* [WHAT TO WORK ON] Leave out the pictures and transcribe the rest of the records exactly.

* [RECORDS TO USE]
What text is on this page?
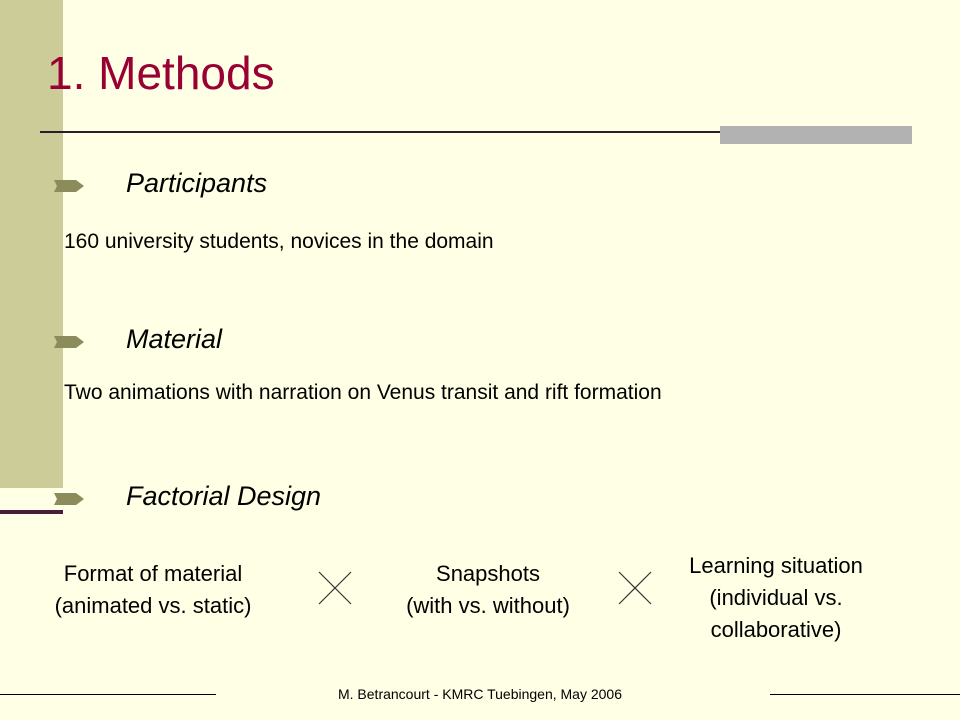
1. Methods
Participants
160 university students, novices in the domain
Material
Two animations with narration on Venus transit and rift formation
Factorial Design
Format of material
(animated vs. static)
Snapshots
(with vs. without)
Learning situation
(individual vs.
collaborative)
M. Betrancourt - KMRC Tuebingen, May 2006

* [FULL OUTPUT]
What text is on this page?
1. Methods
Participants
160 university students, novices in the domain
Material
Two animations with narration on Venus transit and rift formation
Factorial Design
Format of material
(animated vs. static)
Snapshots
(with vs. without)
Learning situation
(individual vs.
collaborative)
M. Betrancourt - KMRC Tuebingen, May 2006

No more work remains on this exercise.